# MATERIAL SHOWN:
:::::
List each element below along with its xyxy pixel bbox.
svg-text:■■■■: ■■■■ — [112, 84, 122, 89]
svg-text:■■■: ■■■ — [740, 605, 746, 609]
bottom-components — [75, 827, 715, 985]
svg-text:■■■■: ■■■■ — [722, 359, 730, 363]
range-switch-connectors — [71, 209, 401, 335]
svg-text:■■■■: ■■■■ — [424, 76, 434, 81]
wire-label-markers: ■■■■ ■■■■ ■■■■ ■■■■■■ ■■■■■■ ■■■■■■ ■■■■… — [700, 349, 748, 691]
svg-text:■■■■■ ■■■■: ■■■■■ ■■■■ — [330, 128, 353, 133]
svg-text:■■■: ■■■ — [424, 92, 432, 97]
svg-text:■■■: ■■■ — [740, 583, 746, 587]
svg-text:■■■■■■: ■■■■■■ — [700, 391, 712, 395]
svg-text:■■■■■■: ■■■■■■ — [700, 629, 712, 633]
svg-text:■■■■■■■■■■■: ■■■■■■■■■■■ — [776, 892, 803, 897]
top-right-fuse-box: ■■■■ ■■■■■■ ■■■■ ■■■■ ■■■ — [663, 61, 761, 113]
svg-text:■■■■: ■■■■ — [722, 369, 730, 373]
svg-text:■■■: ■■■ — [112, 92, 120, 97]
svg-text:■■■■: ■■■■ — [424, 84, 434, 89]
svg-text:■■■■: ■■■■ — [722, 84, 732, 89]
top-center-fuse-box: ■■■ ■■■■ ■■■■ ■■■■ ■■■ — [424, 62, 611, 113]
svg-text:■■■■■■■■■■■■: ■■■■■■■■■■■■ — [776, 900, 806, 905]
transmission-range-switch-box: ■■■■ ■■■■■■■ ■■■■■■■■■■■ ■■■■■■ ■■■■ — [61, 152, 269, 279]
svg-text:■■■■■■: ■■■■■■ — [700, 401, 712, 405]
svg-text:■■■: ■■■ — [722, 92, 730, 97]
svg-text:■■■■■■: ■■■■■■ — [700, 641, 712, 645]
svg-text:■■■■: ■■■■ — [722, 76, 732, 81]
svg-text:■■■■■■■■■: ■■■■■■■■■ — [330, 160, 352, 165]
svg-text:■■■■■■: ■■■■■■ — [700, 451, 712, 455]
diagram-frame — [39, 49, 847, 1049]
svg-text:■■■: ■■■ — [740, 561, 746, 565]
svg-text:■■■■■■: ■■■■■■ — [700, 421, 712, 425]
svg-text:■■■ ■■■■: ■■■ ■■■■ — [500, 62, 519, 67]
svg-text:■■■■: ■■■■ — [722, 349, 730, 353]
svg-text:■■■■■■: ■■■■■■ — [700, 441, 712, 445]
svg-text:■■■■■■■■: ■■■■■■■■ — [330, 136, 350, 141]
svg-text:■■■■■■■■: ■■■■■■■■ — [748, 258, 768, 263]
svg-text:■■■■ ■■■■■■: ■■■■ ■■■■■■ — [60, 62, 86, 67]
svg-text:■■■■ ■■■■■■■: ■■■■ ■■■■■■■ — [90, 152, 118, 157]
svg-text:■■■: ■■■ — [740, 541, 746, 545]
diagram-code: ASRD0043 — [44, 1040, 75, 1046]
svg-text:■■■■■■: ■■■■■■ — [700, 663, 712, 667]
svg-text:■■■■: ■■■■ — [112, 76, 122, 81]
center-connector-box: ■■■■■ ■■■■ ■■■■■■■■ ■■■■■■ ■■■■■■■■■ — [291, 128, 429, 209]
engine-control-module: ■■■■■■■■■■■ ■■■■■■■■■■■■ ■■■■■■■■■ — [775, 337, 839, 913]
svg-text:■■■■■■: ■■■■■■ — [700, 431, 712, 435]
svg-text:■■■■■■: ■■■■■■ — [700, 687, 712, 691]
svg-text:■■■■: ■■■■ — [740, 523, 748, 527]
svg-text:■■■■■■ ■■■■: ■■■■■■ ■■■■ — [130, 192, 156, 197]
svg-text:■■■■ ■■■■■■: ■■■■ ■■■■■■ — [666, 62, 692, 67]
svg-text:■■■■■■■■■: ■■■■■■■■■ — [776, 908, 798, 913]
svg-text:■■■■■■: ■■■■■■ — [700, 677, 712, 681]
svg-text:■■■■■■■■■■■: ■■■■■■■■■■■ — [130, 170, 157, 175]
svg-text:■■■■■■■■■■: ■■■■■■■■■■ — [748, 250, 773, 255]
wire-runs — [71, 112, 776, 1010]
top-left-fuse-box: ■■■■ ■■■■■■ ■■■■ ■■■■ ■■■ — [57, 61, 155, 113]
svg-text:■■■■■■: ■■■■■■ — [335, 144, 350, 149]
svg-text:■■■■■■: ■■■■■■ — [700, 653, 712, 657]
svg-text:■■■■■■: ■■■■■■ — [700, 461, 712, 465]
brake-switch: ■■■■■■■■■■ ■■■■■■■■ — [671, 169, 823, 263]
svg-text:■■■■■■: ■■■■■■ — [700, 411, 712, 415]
:::::
# TASK:
Copy out the listing above line for line, without changing a single character.

# TASK SOLUTION:
List each element below along with its xyxy pixel bbox.
svg-text:■■■■: ■■■■ — [112, 84, 122, 89]
svg-text:■■■: ■■■ — [740, 605, 746, 609]
bottom-components — [75, 827, 715, 985]
svg-text:■■■■: ■■■■ — [722, 359, 730, 363]
range-switch-connectors — [71, 209, 401, 335]
svg-text:■■■■: ■■■■ — [424, 76, 434, 81]
wire-label-markers: ■■■■ ■■■■ ■■■■ ■■■■■■ ■■■■■■ ■■■■■■ ■■■■… — [700, 349, 748, 691]
svg-text:■■■■■ ■■■■: ■■■■■ ■■■■ — [330, 128, 353, 133]
svg-text:■■■: ■■■ — [424, 92, 432, 97]
svg-text:■■■: ■■■ — [740, 583, 746, 587]
svg-text:■■■■■■: ■■■■■■ — [700, 391, 712, 395]
svg-text:■■■■■■: ■■■■■■ — [700, 629, 712, 633]
svg-text:■■■■■■■■■■■: ■■■■■■■■■■■ — [776, 892, 803, 897]
top-right-fuse-box: ■■■■ ■■■■■■ ■■■■ ■■■■ ■■■ — [663, 61, 761, 113]
svg-text:■■■■: ■■■■ — [722, 369, 730, 373]
svg-text:■■■: ■■■ — [112, 92, 120, 97]
svg-text:■■■■: ■■■■ — [424, 84, 434, 89]
svg-text:■■■■: ■■■■ — [722, 84, 732, 89]
top-center-fuse-box: ■■■ ■■■■ ■■■■ ■■■■ ■■■ — [424, 62, 611, 113]
svg-text:■■■■■■■■■■■■: ■■■■■■■■■■■■ — [776, 900, 806, 905]
transmission-range-switch-box: ■■■■ ■■■■■■■ ■■■■■■■■■■■ ■■■■■■ ■■■■ — [61, 152, 269, 279]
svg-text:■■■■■■: ■■■■■■ — [700, 401, 712, 405]
svg-text:■■■: ■■■ — [722, 92, 730, 97]
svg-text:■■■■■■: ■■■■■■ — [700, 641, 712, 645]
svg-text:■■■■: ■■■■ — [722, 76, 732, 81]
svg-text:■■■■■■■■■: ■■■■■■■■■ — [330, 160, 352, 165]
svg-text:■■■■■■: ■■■■■■ — [700, 451, 712, 455]
diagram-frame — [39, 49, 847, 1049]
svg-text:■■■: ■■■ — [740, 561, 746, 565]
svg-text:■■■■■■: ■■■■■■ — [700, 421, 712, 425]
svg-text:■■■ ■■■■: ■■■ ■■■■ — [500, 62, 519, 67]
svg-text:■■■■: ■■■■ — [722, 349, 730, 353]
svg-text:■■■■■■: ■■■■■■ — [700, 441, 712, 445]
svg-text:■■■■■■■■: ■■■■■■■■ — [330, 136, 350, 141]
svg-text:■■■■■■■■: ■■■■■■■■ — [748, 258, 768, 263]
svg-text:■■■■ ■■■■■■: ■■■■ ■■■■■■ — [60, 62, 86, 67]
svg-text:■■■■ ■■■■■■■: ■■■■ ■■■■■■■ — [90, 152, 118, 157]
svg-text:■■■: ■■■ — [740, 541, 746, 545]
diagram-code: ASRD0043 — [44, 1040, 75, 1046]
svg-text:■■■■■■: ■■■■■■ — [700, 663, 712, 667]
svg-text:■■■■: ■■■■ — [112, 76, 122, 81]
center-connector-box: ■■■■■ ■■■■ ■■■■■■■■ ■■■■■■ ■■■■■■■■■ — [291, 128, 429, 209]
engine-control-module: ■■■■■■■■■■■ ■■■■■■■■■■■■ ■■■■■■■■■ — [775, 337, 839, 913]
svg-text:■■■■■■: ■■■■■■ — [700, 431, 712, 435]
svg-text:■■■■■■: ■■■■■■ — [700, 687, 712, 691]
svg-text:■■■■: ■■■■ — [740, 523, 748, 527]
svg-text:■■■■■■ ■■■■: ■■■■■■ ■■■■ — [130, 192, 156, 197]
svg-text:■■■■ ■■■■■■: ■■■■ ■■■■■■ — [666, 62, 692, 67]
svg-text:■■■■■■■■■: ■■■■■■■■■ — [776, 908, 798, 913]
svg-text:■■■■■■: ■■■■■■ — [700, 677, 712, 681]
svg-text:■■■■■■■■■■■: ■■■■■■■■■■■ — [130, 170, 157, 175]
svg-text:■■■■■■■■■■: ■■■■■■■■■■ — [748, 250, 773, 255]
wire-runs — [71, 112, 776, 1010]
top-left-fuse-box: ■■■■ ■■■■■■ ■■■■ ■■■■ ■■■ — [57, 61, 155, 113]
svg-text:■■■■■■: ■■■■■■ — [335, 144, 350, 149]
svg-text:■■■■■■: ■■■■■■ — [700, 653, 712, 657]
svg-text:■■■■■■: ■■■■■■ — [700, 461, 712, 465]
brake-switch: ■■■■■■■■■■ ■■■■■■■■ — [671, 169, 823, 263]
svg-text:■■■■■■: ■■■■■■ — [700, 411, 712, 415]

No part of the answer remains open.